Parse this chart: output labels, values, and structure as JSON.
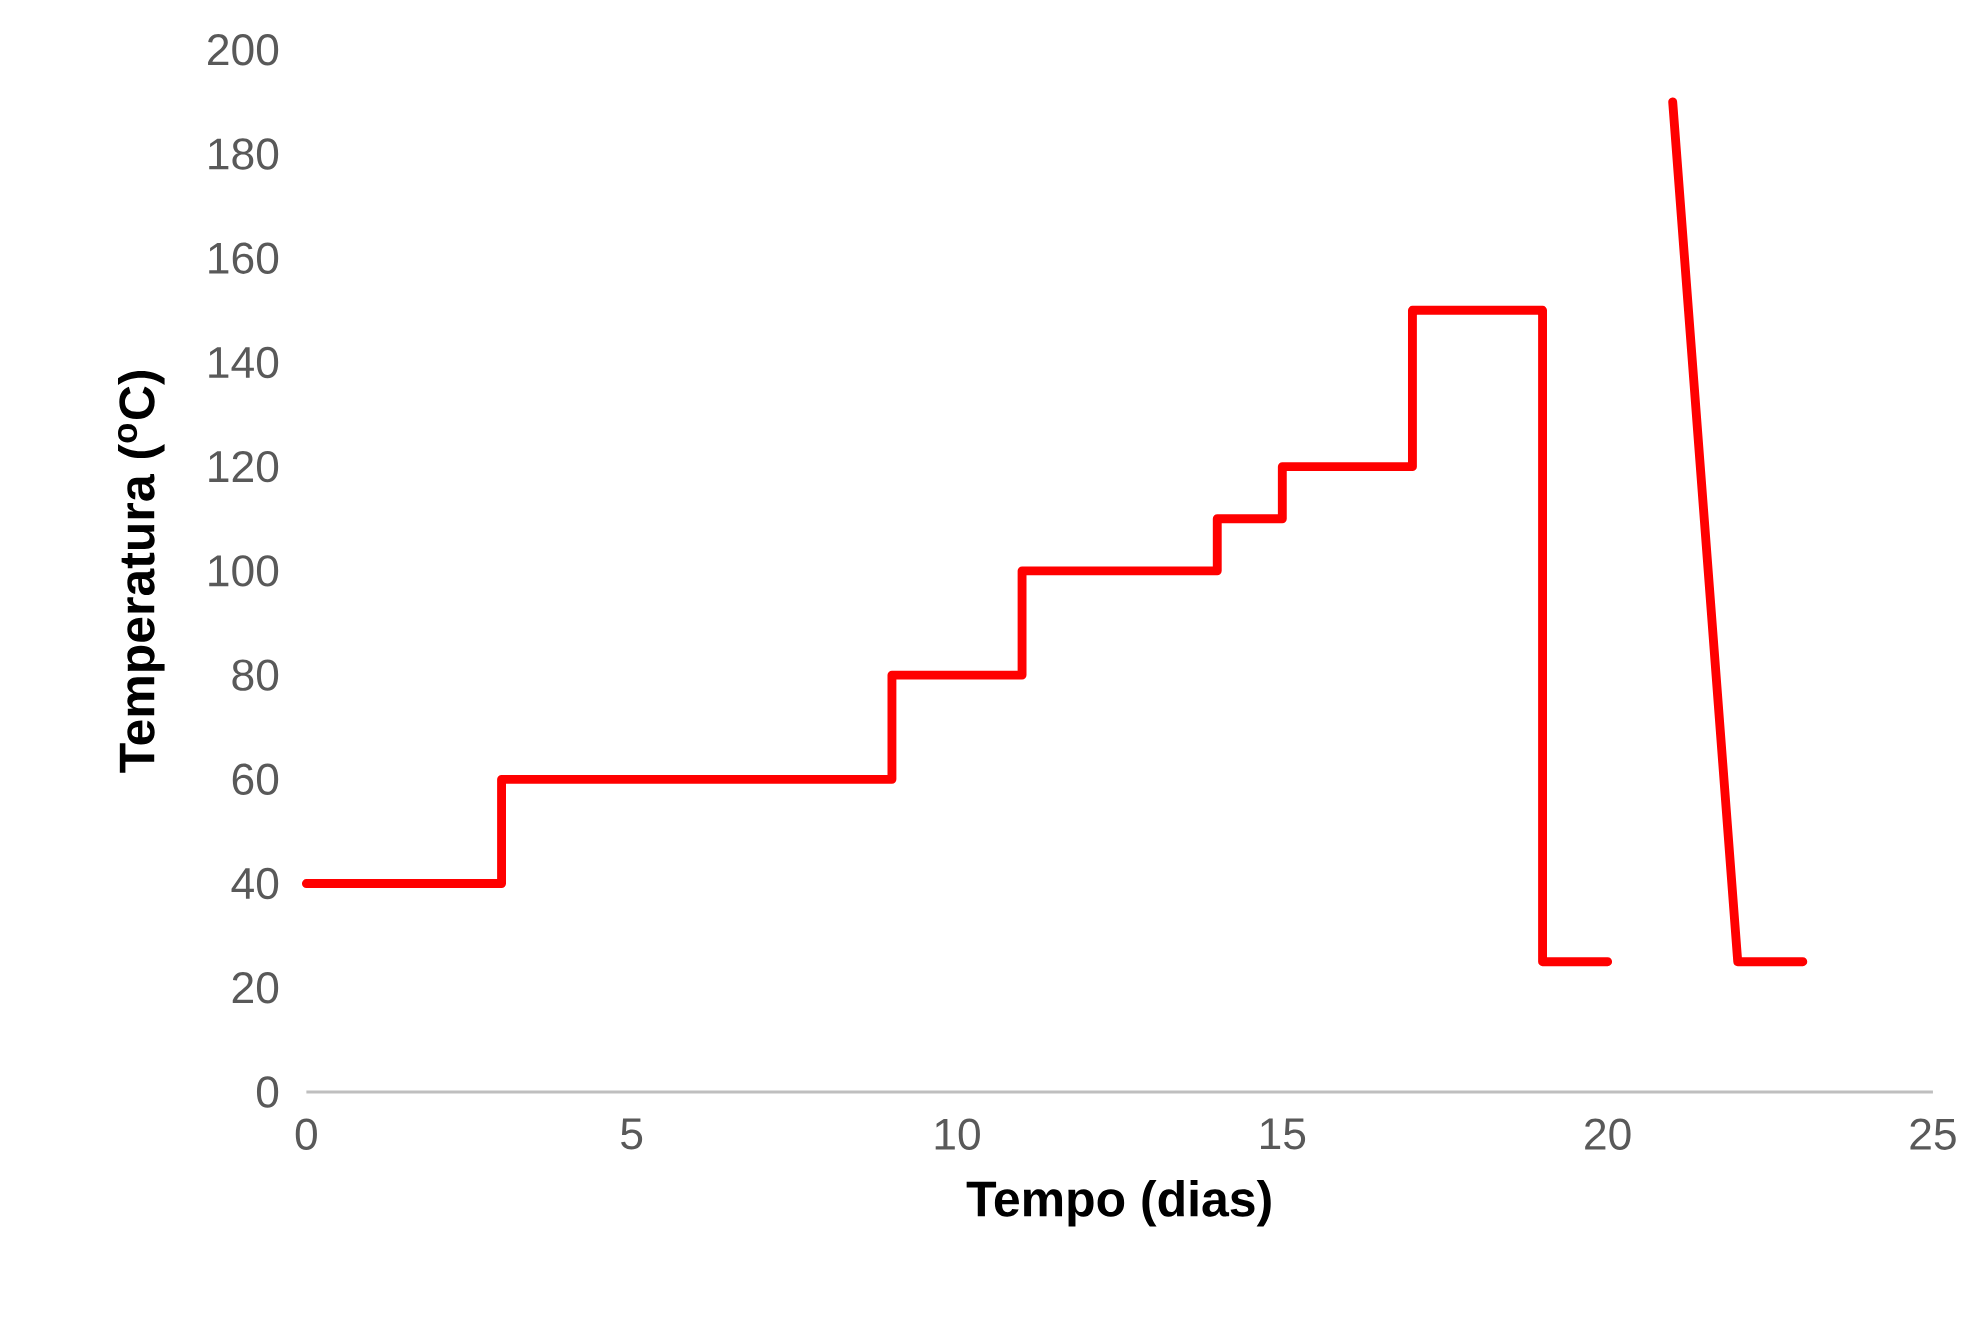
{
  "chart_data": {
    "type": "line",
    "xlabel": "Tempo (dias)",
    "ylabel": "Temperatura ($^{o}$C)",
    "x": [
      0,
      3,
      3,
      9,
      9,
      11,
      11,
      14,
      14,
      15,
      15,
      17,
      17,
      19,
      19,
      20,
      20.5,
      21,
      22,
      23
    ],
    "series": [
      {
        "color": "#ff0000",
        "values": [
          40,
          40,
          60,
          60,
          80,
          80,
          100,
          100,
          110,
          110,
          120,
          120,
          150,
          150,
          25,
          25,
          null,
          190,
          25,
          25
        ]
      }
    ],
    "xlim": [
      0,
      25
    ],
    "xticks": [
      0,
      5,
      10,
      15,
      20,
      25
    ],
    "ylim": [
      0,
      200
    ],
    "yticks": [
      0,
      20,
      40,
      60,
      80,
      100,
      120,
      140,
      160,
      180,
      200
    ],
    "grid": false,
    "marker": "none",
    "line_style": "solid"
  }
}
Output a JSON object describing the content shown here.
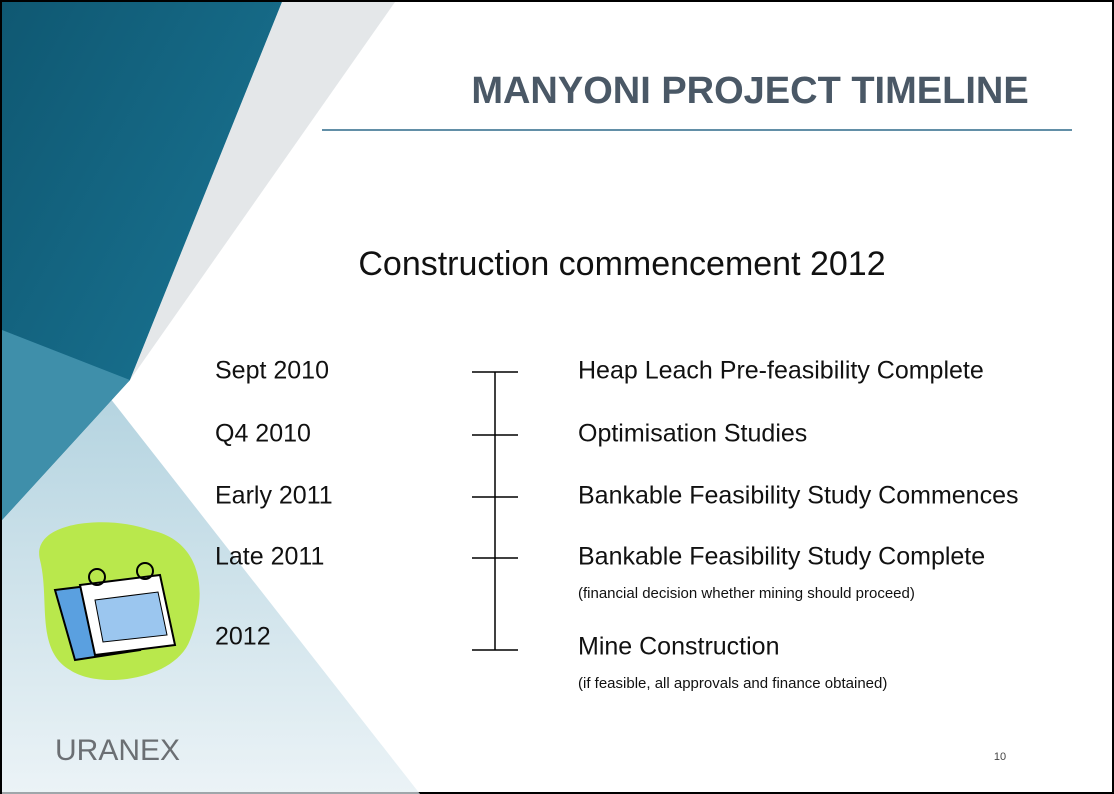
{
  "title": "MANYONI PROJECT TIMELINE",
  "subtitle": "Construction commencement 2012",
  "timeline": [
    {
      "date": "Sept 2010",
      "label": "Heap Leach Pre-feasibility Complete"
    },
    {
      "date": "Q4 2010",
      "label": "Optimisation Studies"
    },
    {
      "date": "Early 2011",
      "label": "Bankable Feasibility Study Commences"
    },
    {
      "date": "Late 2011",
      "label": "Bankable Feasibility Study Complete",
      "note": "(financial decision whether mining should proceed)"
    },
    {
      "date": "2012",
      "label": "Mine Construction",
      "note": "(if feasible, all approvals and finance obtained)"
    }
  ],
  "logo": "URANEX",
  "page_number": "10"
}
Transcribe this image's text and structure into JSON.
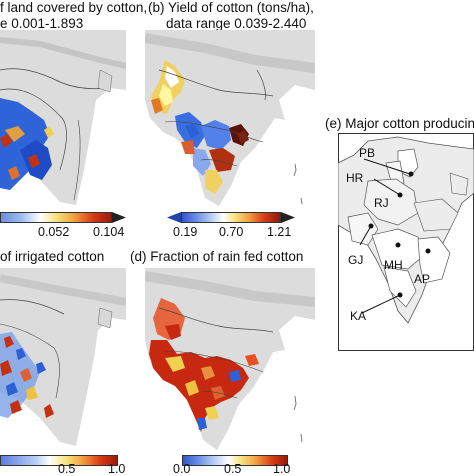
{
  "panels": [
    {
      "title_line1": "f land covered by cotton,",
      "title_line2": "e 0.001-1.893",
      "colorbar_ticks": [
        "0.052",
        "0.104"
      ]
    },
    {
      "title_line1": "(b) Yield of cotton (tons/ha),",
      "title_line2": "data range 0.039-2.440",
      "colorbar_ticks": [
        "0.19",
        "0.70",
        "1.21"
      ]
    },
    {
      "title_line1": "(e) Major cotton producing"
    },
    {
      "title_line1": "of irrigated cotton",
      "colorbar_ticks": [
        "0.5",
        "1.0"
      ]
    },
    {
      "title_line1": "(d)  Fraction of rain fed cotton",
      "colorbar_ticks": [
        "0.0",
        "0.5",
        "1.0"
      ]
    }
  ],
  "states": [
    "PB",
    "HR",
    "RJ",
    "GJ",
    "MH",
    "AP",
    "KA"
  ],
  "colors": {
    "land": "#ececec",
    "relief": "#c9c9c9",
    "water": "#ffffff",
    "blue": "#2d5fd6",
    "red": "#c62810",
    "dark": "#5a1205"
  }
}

• REQUEST
Omit the pictures, then output the rest of the listing exactly.

• SOLUTION TO THIS EXERCISE
Parse this chart: output labels, values, and structure as JSON.
{
  "chart_data": {
    "type": "line",
    "xlabel": "Tempo (dias)",
    "ylabel": "Temperatura ($^{o}$C)",
    "x": [
      0,
      3,
      3,
      9,
      9,
      11,
      11,
      14,
      14,
      15,
      15,
      17,
      17,
      19,
      19,
      20,
      20.5,
      21,
      22,
      23
    ],
    "series": [
      {
        "color": "#ff0000",
        "values": [
          40,
          40,
          60,
          60,
          80,
          80,
          100,
          100,
          110,
          110,
          120,
          120,
          150,
          150,
          25,
          25,
          null,
          190,
          25,
          25
        ]
      }
    ],
    "xlim": [
      0,
      25
    ],
    "xticks": [
      0,
      5,
      10,
      15,
      20,
      25
    ],
    "ylim": [
      0,
      200
    ],
    "yticks": [
      0,
      20,
      40,
      60,
      80,
      100,
      120,
      140,
      160,
      180,
      200
    ],
    "grid": false,
    "marker": "none",
    "line_style": "solid"
  }
}
Output a JSON object describing the content shown here.
{
  "title": "MANYONI PROJECT TIMELINE",
  "subtitle": "Construction commencement 2012",
  "timeline": [
    {
      "date": "Sept 2010",
      "label": "Heap Leach Pre-feasibility Complete"
    },
    {
      "date": "Q4 2010",
      "label": "Optimisation Studies"
    },
    {
      "date": "Early 2011",
      "label": "Bankable Feasibility Study Commences"
    },
    {
      "date": "Late 2011",
      "label": "Bankable Feasibility Study Complete",
      "note": "(financial decision whether mining should proceed)"
    },
    {
      "date": "2012",
      "label": "Mine Construction",
      "note": "(if feasible, all approvals and finance obtained)"
    }
  ],
  "logo": "URANEX",
  "page_number": "10"
}
Transcribe this image's text and structure into JSON.
{
  "panels": [
    {
      "title_line1": "f land covered by cotton,",
      "title_line2": "e 0.001-1.893",
      "colorbar_ticks": [
        "0.052",
        "0.104"
      ]
    },
    {
      "title_line1": "(b) Yield of cotton (tons/ha),",
      "title_line2": "data range 0.039-2.440",
      "colorbar_ticks": [
        "0.19",
        "0.70",
        "1.21"
      ]
    },
    {
      "title_line1": "(e) Major cotton producing"
    },
    {
      "title_line1": "of irrigated cotton",
      "colorbar_ticks": [
        "0.5",
        "1.0"
      ]
    },
    {
      "title_line1": "(d)  Fraction of rain fed cotton",
      "colorbar_ticks": [
        "0.0",
        "0.5",
        "1.0"
      ]
    }
  ],
  "states": [
    "PB",
    "HR",
    "RJ",
    "GJ",
    "MH",
    "AP",
    "KA"
  ],
  "colors": {
    "land": "#ececec",
    "relief": "#c9c9c9",
    "water": "#ffffff",
    "blue": "#2d5fd6",
    "red": "#c62810",
    "dark": "#5a1205"
  }
}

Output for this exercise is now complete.